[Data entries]
- - -

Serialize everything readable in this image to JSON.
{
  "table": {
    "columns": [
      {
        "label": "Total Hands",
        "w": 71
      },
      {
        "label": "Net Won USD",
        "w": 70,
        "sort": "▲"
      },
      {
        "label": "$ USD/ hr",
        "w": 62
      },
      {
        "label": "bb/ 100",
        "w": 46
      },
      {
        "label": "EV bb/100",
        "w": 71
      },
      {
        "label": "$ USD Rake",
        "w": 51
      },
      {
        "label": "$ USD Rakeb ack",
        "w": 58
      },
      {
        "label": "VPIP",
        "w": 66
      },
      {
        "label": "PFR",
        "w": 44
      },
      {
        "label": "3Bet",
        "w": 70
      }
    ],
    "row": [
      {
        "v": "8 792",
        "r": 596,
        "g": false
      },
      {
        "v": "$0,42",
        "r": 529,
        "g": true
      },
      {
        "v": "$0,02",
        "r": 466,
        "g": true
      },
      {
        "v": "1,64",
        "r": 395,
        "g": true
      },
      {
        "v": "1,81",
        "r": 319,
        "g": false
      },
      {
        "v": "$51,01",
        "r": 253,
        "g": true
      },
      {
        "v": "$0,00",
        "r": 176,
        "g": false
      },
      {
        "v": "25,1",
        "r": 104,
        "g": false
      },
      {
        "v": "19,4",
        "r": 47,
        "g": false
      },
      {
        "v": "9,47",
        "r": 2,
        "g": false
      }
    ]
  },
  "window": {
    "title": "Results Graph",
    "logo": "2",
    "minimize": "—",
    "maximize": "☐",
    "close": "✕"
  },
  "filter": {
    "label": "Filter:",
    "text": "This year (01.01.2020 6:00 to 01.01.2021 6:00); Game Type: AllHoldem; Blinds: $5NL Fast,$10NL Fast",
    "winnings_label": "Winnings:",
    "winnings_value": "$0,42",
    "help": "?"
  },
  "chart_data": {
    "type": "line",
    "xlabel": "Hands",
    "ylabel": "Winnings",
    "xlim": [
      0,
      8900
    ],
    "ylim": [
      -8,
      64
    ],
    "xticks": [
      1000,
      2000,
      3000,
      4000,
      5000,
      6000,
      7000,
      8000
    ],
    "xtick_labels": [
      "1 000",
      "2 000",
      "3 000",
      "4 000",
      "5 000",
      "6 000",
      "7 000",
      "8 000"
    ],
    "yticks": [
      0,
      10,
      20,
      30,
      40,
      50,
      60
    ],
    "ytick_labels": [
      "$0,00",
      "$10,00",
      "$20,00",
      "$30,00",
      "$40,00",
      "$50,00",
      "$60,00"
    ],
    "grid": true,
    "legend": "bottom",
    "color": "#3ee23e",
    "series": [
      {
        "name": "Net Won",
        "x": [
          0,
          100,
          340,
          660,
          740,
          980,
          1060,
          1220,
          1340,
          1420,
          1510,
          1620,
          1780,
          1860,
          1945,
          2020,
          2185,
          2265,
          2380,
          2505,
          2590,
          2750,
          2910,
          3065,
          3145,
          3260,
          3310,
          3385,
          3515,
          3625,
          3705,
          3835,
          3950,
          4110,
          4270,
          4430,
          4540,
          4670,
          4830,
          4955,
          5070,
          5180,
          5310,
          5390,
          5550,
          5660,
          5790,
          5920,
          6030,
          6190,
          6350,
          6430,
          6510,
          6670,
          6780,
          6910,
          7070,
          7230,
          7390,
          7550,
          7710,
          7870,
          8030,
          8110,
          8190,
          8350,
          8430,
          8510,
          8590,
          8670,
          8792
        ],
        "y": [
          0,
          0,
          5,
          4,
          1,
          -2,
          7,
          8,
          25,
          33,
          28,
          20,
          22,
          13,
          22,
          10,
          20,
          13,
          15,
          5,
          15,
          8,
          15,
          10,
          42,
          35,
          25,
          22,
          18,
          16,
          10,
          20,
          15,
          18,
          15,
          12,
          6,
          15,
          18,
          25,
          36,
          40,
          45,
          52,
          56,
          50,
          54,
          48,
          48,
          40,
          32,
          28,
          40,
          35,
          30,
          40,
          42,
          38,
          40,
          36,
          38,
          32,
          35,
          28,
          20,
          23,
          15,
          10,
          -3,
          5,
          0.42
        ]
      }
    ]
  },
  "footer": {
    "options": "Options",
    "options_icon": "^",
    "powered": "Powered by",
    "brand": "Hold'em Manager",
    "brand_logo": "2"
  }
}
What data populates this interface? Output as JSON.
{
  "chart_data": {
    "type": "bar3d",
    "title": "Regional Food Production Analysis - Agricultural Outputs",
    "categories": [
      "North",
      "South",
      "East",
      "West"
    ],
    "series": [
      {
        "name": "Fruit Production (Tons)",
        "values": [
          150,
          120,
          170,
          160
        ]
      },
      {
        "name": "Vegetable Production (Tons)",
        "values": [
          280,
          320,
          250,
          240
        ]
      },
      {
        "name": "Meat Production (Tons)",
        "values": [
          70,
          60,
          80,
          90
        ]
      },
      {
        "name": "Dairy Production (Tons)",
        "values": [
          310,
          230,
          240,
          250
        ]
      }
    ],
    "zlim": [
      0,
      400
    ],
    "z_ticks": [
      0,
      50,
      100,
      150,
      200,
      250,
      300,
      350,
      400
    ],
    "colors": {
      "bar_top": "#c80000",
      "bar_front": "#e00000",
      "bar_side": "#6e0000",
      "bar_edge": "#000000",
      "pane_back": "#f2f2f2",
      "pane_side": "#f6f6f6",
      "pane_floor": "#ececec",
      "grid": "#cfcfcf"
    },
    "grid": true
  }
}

- - -

Your objective
Please copy out each record, character for character.

Finished exercise
Serialize everything readable in this image to JSON.
{
  "table": {
    "columns": [
      {
        "label": "Total Hands",
        "w": 71
      },
      {
        "label": "Net Won USD",
        "w": 70,
        "sort": "▲"
      },
      {
        "label": "$ USD/ hr",
        "w": 62
      },
      {
        "label": "bb/ 100",
        "w": 46
      },
      {
        "label": "EV bb/100",
        "w": 71
      },
      {
        "label": "$ USD Rake",
        "w": 51
      },
      {
        "label": "$ USD Rakeb ack",
        "w": 58
      },
      {
        "label": "VPIP",
        "w": 66
      },
      {
        "label": "PFR",
        "w": 44
      },
      {
        "label": "3Bet",
        "w": 70
      }
    ],
    "row": [
      {
        "v": "8 792",
        "r": 596,
        "g": false
      },
      {
        "v": "$0,42",
        "r": 529,
        "g": true
      },
      {
        "v": "$0,02",
        "r": 466,
        "g": true
      },
      {
        "v": "1,64",
        "r": 395,
        "g": true
      },
      {
        "v": "1,81",
        "r": 319,
        "g": false
      },
      {
        "v": "$51,01",
        "r": 253,
        "g": true
      },
      {
        "v": "$0,00",
        "r": 176,
        "g": false
      },
      {
        "v": "25,1",
        "r": 104,
        "g": false
      },
      {
        "v": "19,4",
        "r": 47,
        "g": false
      },
      {
        "v": "9,47",
        "r": 2,
        "g": false
      }
    ]
  },
  "window": {
    "title": "Results Graph",
    "logo": "2",
    "minimize": "—",
    "maximize": "☐",
    "close": "✕"
  },
  "filter": {
    "label": "Filter:",
    "text": "This year (01.01.2020 6:00 to 01.01.2021 6:00); Game Type: AllHoldem; Blinds: $5NL Fast,$10NL Fast",
    "winnings_label": "Winnings:",
    "winnings_value": "$0,42",
    "help": "?"
  },
  "chart_data": {
    "type": "line",
    "xlabel": "Hands",
    "ylabel": "Winnings",
    "xlim": [
      0,
      8900
    ],
    "ylim": [
      -8,
      64
    ],
    "xticks": [
      1000,
      2000,
      3000,
      4000,
      5000,
      6000,
      7000,
      8000
    ],
    "xtick_labels": [
      "1 000",
      "2 000",
      "3 000",
      "4 000",
      "5 000",
      "6 000",
      "7 000",
      "8 000"
    ],
    "yticks": [
      0,
      10,
      20,
      30,
      40,
      50,
      60
    ],
    "ytick_labels": [
      "$0,00",
      "$10,00",
      "$20,00",
      "$30,00",
      "$40,00",
      "$50,00",
      "$60,00"
    ],
    "grid": true,
    "legend": "bottom",
    "color": "#3ee23e",
    "series": [
      {
        "name": "Net Won",
        "x": [
          0,
          100,
          340,
          660,
          740,
          980,
          1060,
          1220,
          1340,
          1420,
          1510,
          1620,
          1780,
          1860,
          1945,
          2020,
          2185,
          2265,
          2380,
          2505,
          2590,
          2750,
          2910,
          3065,
          3145,
          3260,
          3310,
          3385,
          3515,
          3625,
          3705,
          3835,
          3950,
          4110,
          4270,
          4430,
          4540,
          4670,
          4830,
          4955,
          5070,
          5180,
          5310,
          5390,
          5550,
          5660,
          5790,
          5920,
          6030,
          6190,
          6350,
          6430,
          6510,
          6670,
          6780,
          6910,
          7070,
          7230,
          7390,
          7550,
          7710,
          7870,
          8030,
          8110,
          8190,
          8350,
          8430,
          8510,
          8590,
          8670,
          8792
        ],
        "y": [
          0,
          0,
          5,
          4,
          1,
          -2,
          7,
          8,
          25,
          33,
          28,
          20,
          22,
          13,
          22,
          10,
          20,
          13,
          15,
          5,
          15,
          8,
          15,
          10,
          42,
          35,
          25,
          22,
          18,
          16,
          10,
          20,
          15,
          18,
          15,
          12,
          6,
          15,
          18,
          25,
          36,
          40,
          45,
          52,
          56,
          50,
          54,
          48,
          48,
          40,
          32,
          28,
          40,
          35,
          30,
          40,
          42,
          38,
          40,
          36,
          38,
          32,
          35,
          28,
          20,
          23,
          15,
          10,
          -3,
          5,
          0.42
        ]
      }
    ]
  },
  "footer": {
    "options": "Options",
    "options_icon": "^",
    "powered": "Powered by",
    "brand": "Hold'em Manager",
    "brand_logo": "2"
  }
}
What data populates this interface? Output as JSON.
{
  "chart_data": {
    "type": "bar3d",
    "title": "Regional Food Production Analysis - Agricultural Outputs",
    "categories": [
      "North",
      "South",
      "East",
      "West"
    ],
    "series": [
      {
        "name": "Fruit Production (Tons)",
        "values": [
          150,
          120,
          170,
          160
        ]
      },
      {
        "name": "Vegetable Production (Tons)",
        "values": [
          280,
          320,
          250,
          240
        ]
      },
      {
        "name": "Meat Production (Tons)",
        "values": [
          70,
          60,
          80,
          90
        ]
      },
      {
        "name": "Dairy Production (Tons)",
        "values": [
          310,
          230,
          240,
          250
        ]
      }
    ],
    "zlim": [
      0,
      400
    ],
    "z_ticks": [
      0,
      50,
      100,
      150,
      200,
      250,
      300,
      350,
      400
    ],
    "colors": {
      "bar_top": "#c80000",
      "bar_front": "#e00000",
      "bar_side": "#6e0000",
      "bar_edge": "#000000",
      "pane_back": "#f2f2f2",
      "pane_side": "#f6f6f6",
      "pane_floor": "#ececec",
      "grid": "#cfcfcf"
    },
    "grid": true
  }
}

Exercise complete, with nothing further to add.